For the copy, please give all of the data again exactly and leave the pictures out.
##### Data records #####
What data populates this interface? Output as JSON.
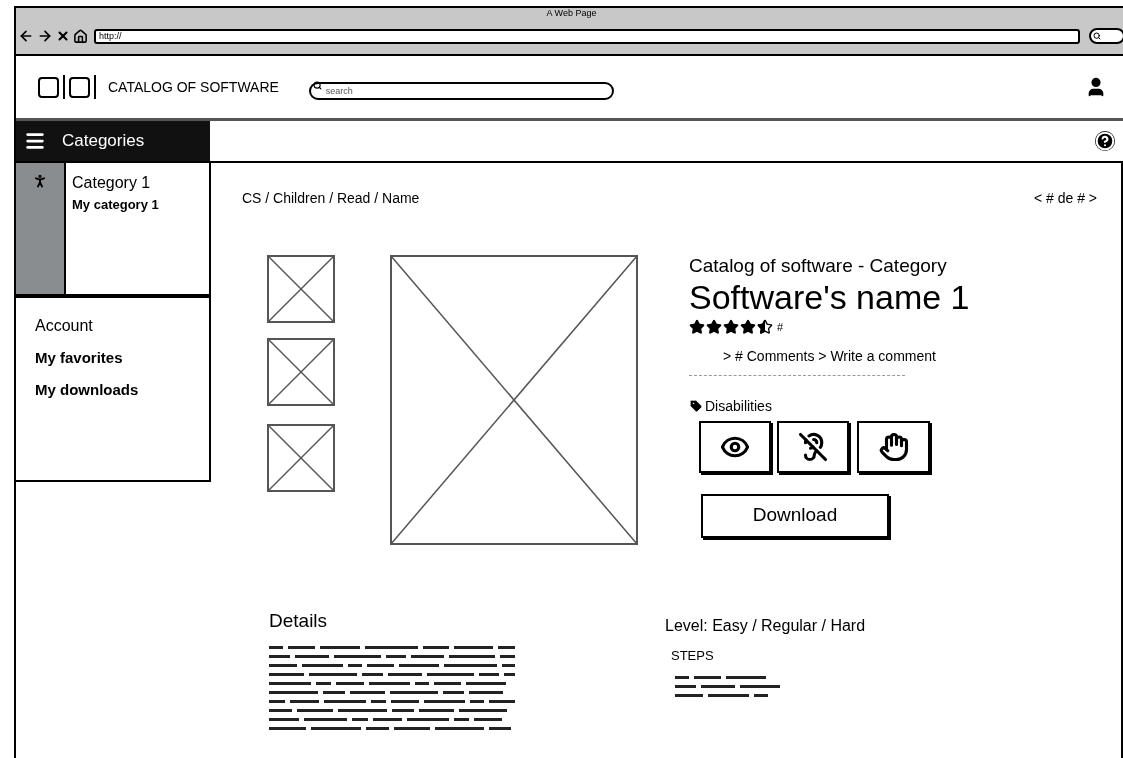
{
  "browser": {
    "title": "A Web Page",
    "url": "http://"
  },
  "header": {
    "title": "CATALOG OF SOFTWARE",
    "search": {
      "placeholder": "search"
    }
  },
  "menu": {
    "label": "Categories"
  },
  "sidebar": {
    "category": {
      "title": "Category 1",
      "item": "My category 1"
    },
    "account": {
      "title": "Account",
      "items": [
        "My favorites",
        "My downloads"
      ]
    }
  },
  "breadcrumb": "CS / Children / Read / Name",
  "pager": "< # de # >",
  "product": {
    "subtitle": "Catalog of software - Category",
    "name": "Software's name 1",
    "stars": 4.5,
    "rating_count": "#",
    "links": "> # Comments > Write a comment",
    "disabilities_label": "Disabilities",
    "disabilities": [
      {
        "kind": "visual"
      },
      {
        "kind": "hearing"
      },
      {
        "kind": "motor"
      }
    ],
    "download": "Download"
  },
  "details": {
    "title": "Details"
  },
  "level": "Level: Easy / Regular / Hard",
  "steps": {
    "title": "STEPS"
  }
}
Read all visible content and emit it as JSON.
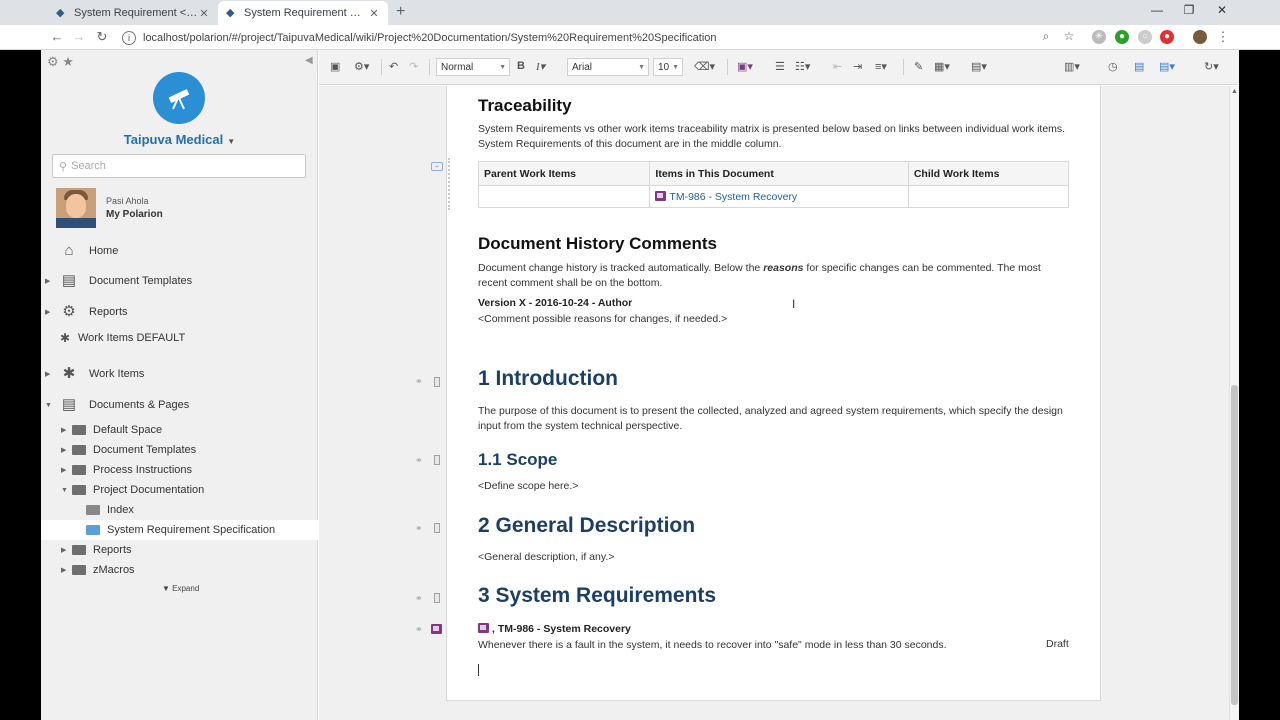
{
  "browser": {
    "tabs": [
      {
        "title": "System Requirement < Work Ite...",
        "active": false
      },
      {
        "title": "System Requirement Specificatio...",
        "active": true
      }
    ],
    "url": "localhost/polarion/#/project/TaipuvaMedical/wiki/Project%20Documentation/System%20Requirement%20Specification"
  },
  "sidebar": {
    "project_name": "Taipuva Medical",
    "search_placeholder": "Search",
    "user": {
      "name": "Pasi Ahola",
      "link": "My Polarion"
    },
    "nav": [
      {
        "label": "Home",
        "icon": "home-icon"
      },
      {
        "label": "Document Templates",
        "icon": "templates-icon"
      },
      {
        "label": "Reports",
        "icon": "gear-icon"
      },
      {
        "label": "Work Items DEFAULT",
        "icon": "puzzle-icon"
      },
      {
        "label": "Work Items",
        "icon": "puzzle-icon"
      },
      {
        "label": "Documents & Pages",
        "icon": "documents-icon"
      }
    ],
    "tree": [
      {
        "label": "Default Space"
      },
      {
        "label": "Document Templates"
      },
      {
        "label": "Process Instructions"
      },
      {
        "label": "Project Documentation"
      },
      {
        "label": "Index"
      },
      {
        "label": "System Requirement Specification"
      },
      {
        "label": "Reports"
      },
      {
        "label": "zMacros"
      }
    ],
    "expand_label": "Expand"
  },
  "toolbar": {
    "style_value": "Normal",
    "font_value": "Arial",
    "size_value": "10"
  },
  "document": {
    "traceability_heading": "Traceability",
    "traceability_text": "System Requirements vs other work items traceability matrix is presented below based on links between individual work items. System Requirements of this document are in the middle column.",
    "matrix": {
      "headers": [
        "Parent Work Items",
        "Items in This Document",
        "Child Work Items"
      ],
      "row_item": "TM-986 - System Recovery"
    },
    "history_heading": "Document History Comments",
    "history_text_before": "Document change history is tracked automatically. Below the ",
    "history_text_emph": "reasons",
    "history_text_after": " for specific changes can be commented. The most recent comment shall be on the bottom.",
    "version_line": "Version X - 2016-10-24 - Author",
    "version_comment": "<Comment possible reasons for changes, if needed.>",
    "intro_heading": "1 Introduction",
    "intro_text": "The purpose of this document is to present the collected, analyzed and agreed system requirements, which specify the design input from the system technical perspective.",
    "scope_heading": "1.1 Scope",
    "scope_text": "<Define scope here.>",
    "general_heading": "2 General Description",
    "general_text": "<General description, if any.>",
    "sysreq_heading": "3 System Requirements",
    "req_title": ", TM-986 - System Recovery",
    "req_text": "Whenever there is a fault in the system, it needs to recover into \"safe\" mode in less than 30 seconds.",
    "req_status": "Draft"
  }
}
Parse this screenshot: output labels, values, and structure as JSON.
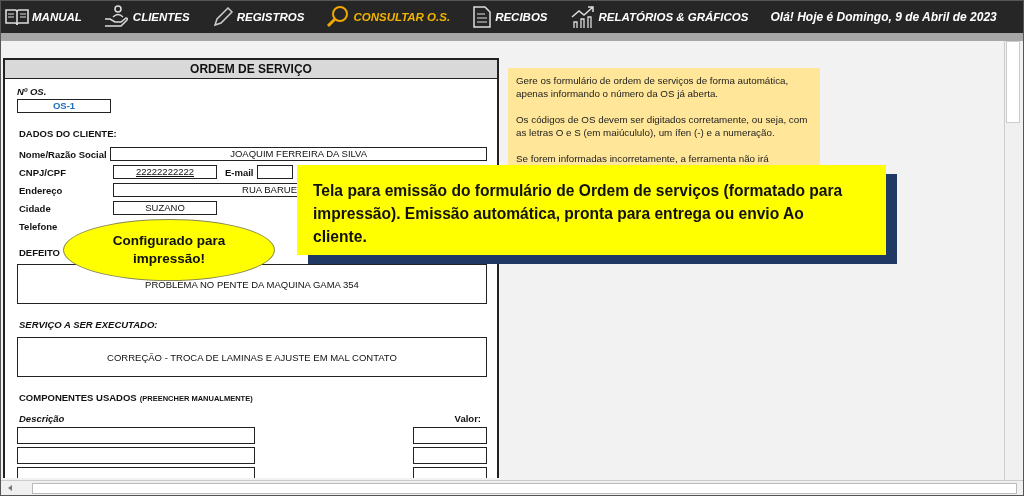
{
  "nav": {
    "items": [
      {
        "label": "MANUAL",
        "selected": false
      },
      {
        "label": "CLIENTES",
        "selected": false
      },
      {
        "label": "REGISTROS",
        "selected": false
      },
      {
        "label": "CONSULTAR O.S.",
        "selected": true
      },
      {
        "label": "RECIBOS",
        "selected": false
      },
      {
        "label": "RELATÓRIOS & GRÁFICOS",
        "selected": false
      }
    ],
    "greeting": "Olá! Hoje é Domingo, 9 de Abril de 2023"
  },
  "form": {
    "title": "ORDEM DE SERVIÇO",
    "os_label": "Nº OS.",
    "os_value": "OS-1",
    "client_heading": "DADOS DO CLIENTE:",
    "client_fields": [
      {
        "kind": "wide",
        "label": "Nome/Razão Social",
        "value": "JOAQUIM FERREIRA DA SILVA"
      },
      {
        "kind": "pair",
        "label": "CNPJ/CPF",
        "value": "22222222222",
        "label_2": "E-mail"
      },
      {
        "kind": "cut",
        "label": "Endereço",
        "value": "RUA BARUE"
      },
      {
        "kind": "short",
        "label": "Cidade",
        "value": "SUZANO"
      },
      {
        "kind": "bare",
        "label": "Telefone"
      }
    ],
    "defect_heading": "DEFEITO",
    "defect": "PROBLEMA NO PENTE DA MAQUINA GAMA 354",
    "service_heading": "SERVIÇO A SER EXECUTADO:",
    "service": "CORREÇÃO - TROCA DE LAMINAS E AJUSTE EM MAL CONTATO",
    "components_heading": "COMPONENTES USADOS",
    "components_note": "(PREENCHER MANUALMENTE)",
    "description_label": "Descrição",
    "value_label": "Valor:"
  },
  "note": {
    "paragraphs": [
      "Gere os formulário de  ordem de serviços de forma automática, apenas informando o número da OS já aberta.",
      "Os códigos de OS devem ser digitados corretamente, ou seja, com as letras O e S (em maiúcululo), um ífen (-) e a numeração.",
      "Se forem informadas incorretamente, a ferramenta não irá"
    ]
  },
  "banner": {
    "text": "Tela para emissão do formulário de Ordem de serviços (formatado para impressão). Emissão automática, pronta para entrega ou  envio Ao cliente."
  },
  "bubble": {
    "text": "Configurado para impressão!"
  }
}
#####
*Answer to the exercise*
What data populates this interface? Output as JSON.
{
  "browser": {
    "title": "A Web Page",
    "url": "http://"
  },
  "header": {
    "title": "CATALOG OF SOFTWARE",
    "search": {
      "placeholder": "search"
    }
  },
  "menu": {
    "label": "Categories"
  },
  "sidebar": {
    "category": {
      "title": "Category 1",
      "item": "My category 1"
    },
    "account": {
      "title": "Account",
      "items": [
        "My favorites",
        "My downloads"
      ]
    }
  },
  "breadcrumb": "CS / Children / Read / Name",
  "pager": "< # de # >",
  "product": {
    "subtitle": "Catalog of software - Category",
    "name": "Software's name 1",
    "stars": 4.5,
    "rating_count": "#",
    "links": "> # Comments > Write a comment",
    "disabilities_label": "Disabilities",
    "disabilities": [
      {
        "kind": "visual"
      },
      {
        "kind": "hearing"
      },
      {
        "kind": "motor"
      }
    ],
    "download": "Download"
  },
  "details": {
    "title": "Details"
  },
  "level": "Level: Easy / Regular / Hard",
  "steps": {
    "title": "STEPS"
  }
}
Read all visible content and emit it as JSON.
{
  "browser": {
    "tabs": [
      {
        "title": "System Requirement < Work Ite...",
        "active": false
      },
      {
        "title": "System Requirement Specificatio...",
        "active": true
      }
    ],
    "url": "localhost/polarion/#/project/TaipuvaMedical/wiki/Project%20Documentation/System%20Requirement%20Specification"
  },
  "sidebar": {
    "project_name": "Taipuva Medical",
    "search_placeholder": "Search",
    "user": {
      "name": "Pasi Ahola",
      "link": "My Polarion"
    },
    "nav": [
      {
        "label": "Home",
        "icon": "home-icon"
      },
      {
        "label": "Document Templates",
        "icon": "templates-icon"
      },
      {
        "label": "Reports",
        "icon": "gear-icon"
      },
      {
        "label": "Work Items DEFAULT",
        "icon": "puzzle-icon"
      },
      {
        "label": "Work Items",
        "icon": "puzzle-icon"
      },
      {
        "label": "Documents & Pages",
        "icon": "documents-icon"
      }
    ],
    "tree": [
      {
        "label": "Default Space"
      },
      {
        "label": "Document Templates"
      },
      {
        "label": "Process Instructions"
      },
      {
        "label": "Project Documentation"
      },
      {
        "label": "Index"
      },
      {
        "label": "System Requirement Specification"
      },
      {
        "label": "Reports"
      },
      {
        "label": "zMacros"
      }
    ],
    "expand_label": "Expand"
  },
  "toolbar": {
    "style_value": "Normal",
    "font_value": "Arial",
    "size_value": "10"
  },
  "document": {
    "traceability_heading": "Traceability",
    "traceability_text": "System Requirements vs other work items traceability matrix is presented below based on links between individual work items. System Requirements of this document are in the middle column.",
    "matrix": {
      "headers": [
        "Parent Work Items",
        "Items in This Document",
        "Child Work Items"
      ],
      "row_item": "TM-986 - System Recovery"
    },
    "history_heading": "Document History Comments",
    "history_text_before": "Document change history is tracked automatically. Below the ",
    "history_text_emph": "reasons",
    "history_text_after": " for specific changes can be commented. The most recent comment shall be on the bottom.",
    "version_line": "Version X - 2016-10-24 - Author",
    "version_comment": "<Comment possible reasons for changes, if needed.>",
    "intro_heading": "1 Introduction",
    "intro_text": "The purpose of this document is to present the collected, analyzed and agreed system requirements, which specify the design input from the system technical perspective.",
    "scope_heading": "1.1 Scope",
    "scope_text": "<Define scope here.>",
    "general_heading": "2 General Description",
    "general_text": "<General description, if any.>",
    "sysreq_heading": "3 System Requirements",
    "req_title": ", TM-986 - System Recovery",
    "req_text": "Whenever there is a fault in the system, it needs to recover into \"safe\" mode in less than 30 seconds.",
    "req_status": "Draft"
  }
}
Parse this screenshot: output labels, values, and structure as JSON.
{
  "nav": {
    "items": [
      {
        "label": "MANUAL",
        "selected": false
      },
      {
        "label": "CLIENTES",
        "selected": false
      },
      {
        "label": "REGISTROS",
        "selected": false
      },
      {
        "label": "CONSULTAR O.S.",
        "selected": true
      },
      {
        "label": "RECIBOS",
        "selected": false
      },
      {
        "label": "RELATÓRIOS & GRÁFICOS",
        "selected": false
      }
    ],
    "greeting": "Olá! Hoje é Domingo, 9 de Abril de 2023"
  },
  "form": {
    "title": "ORDEM DE SERVIÇO",
    "os_label": "Nº OS.",
    "os_value": "OS-1",
    "client_heading": "DADOS DO CLIENTE:",
    "client_fields": [
      {
        "kind": "wide",
        "label": "Nome/Razão Social",
        "value": "JOAQUIM FERREIRA DA SILVA"
      },
      {
        "kind": "pair",
        "label": "CNPJ/CPF",
        "value": "22222222222",
        "label_2": "E-mail"
      },
      {
        "kind": "cut",
        "label": "Endereço",
        "value": "RUA BARUE"
      },
      {
        "kind": "short",
        "label": "Cidade",
        "value": "SUZANO"
      },
      {
        "kind": "bare",
        "label": "Telefone"
      }
    ],
    "defect_heading": "DEFEITO",
    "defect": "PROBLEMA NO PENTE DA MAQUINA GAMA 354",
    "service_heading": "SERVIÇO A SER EXECUTADO:",
    "service": "CORREÇÃO - TROCA DE LAMINAS E AJUSTE EM MAL CONTATO",
    "components_heading": "COMPONENTES USADOS",
    "components_note": "(PREENCHER MANUALMENTE)",
    "description_label": "Descrição",
    "value_label": "Valor:"
  },
  "note": {
    "paragraphs": [
      "Gere os formulário de  ordem de serviços de forma automática, apenas informando o número da OS já aberta.",
      "Os códigos de OS devem ser digitados corretamente, ou seja, com as letras O e S (em maiúcululo), um ífen (-) e a numeração.",
      "Se forem informadas incorretamente, a ferramenta não irá"
    ]
  },
  "banner": {
    "text": "Tela para emissão do formulário de Ordem de serviços (formatado para impressão). Emissão automática, pronta para entrega ou  envio Ao cliente."
  },
  "bubble": {
    "text": "Configurado para impressão!"
  }
}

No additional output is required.